#### [What is required]
Pictures within the data are to be left out; everything else must be reproduced exactly.
:: Supplied records ::
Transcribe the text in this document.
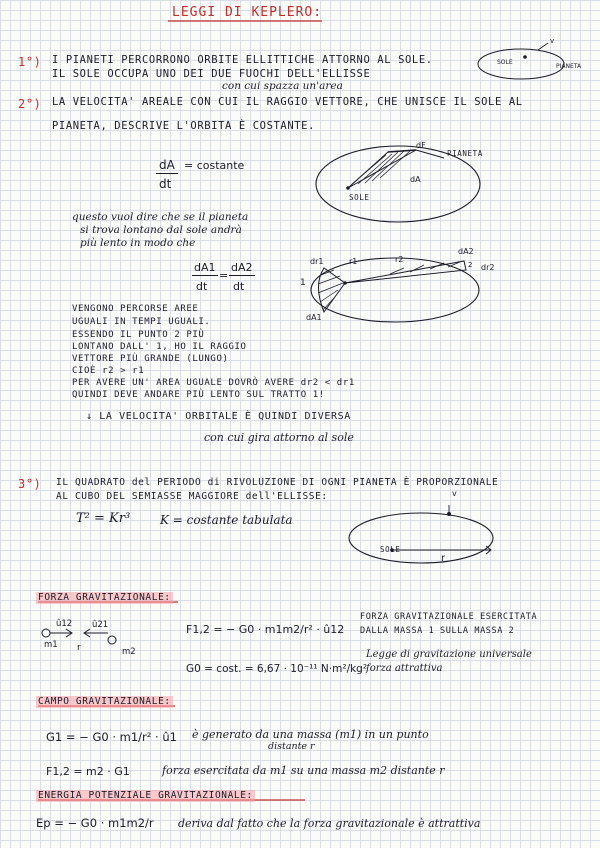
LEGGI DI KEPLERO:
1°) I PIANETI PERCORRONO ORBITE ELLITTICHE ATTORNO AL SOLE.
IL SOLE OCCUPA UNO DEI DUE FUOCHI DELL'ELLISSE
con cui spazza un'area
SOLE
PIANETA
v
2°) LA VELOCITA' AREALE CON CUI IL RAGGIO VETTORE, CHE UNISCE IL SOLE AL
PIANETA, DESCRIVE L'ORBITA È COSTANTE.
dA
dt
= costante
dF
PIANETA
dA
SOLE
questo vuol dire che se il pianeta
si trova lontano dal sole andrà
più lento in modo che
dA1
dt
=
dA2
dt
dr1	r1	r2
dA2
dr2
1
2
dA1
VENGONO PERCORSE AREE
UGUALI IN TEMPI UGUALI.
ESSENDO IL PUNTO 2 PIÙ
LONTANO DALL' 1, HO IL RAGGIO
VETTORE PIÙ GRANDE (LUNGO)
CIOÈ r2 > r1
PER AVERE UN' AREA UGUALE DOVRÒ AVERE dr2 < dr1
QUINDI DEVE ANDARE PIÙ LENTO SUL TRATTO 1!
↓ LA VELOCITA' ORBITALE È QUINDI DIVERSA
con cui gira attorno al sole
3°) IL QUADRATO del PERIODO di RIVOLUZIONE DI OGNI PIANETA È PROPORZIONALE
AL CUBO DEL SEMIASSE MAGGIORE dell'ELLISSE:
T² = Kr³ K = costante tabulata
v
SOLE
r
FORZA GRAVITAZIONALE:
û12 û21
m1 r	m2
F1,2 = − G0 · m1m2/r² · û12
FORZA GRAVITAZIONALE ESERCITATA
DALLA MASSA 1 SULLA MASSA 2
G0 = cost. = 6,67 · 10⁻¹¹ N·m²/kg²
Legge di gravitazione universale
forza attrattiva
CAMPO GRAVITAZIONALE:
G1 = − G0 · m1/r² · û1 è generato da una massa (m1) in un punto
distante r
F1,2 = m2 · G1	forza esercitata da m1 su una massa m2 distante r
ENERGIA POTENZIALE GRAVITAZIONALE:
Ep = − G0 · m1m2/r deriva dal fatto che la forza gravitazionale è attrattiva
:::
#### [Finished exercise]
Transcribe the text in this document.
LEGGI DI KEPLERO:
1°) I PIANETI PERCORRONO ORBITE ELLITTICHE ATTORNO AL SOLE.
IL SOLE OCCUPA UNO DEI DUE FUOCHI DELL'ELLISSE
con cui spazza un'area
SOLE
PIANETA
v
2°) LA VELOCITA' AREALE CON CUI IL RAGGIO VETTORE, CHE UNISCE IL SOLE AL
PIANETA, DESCRIVE L'ORBITA È COSTANTE.
dA
dt
= costante
dF
PIANETA
dA
SOLE
questo vuol dire che se il pianeta
si trova lontano dal sole andrà
più lento in modo che
dA1
dt
=
dA2
dt
dr1	r1	r2
dA2
dr2
1
2
dA1
VENGONO PERCORSE AREE
UGUALI IN TEMPI UGUALI.
ESSENDO IL PUNTO 2 PIÙ
LONTANO DALL' 1, HO IL RAGGIO
VETTORE PIÙ GRANDE (LUNGO)
CIOÈ r2 > r1
PER AVERE UN' AREA UGUALE DOVRÒ AVERE dr2 < dr1
QUINDI DEVE ANDARE PIÙ LENTO SUL TRATTO 1!
↓ LA VELOCITA' ORBITALE È QUINDI DIVERSA
con cui gira attorno al sole
3°) IL QUADRATO del PERIODO di RIVOLUZIONE DI OGNI PIANETA È PROPORZIONALE
AL CUBO DEL SEMIASSE MAGGIORE dell'ELLISSE:
T² = Kr³ K = costante tabulata
v
SOLE
r
FORZA GRAVITAZIONALE:
û12 û21
m1 r	m2
F1,2 = − G0 · m1m2/r² · û12
FORZA GRAVITAZIONALE ESERCITATA
DALLA MASSA 1 SULLA MASSA 2
G0 = cost. = 6,67 · 10⁻¹¹ N·m²/kg²
Legge di gravitazione universale
forza attrattiva
CAMPO GRAVITAZIONALE:
G1 = − G0 · m1/r² · û1 è generato da una massa (m1) in un punto
distante r
F1,2 = m2 · G1	forza esercitata da m1 su una massa m2 distante r
ENERGIA POTENZIALE GRAVITAZIONALE:
Ep = − G0 · m1m2/r deriva dal fatto che la forza gravitazionale è attrattiva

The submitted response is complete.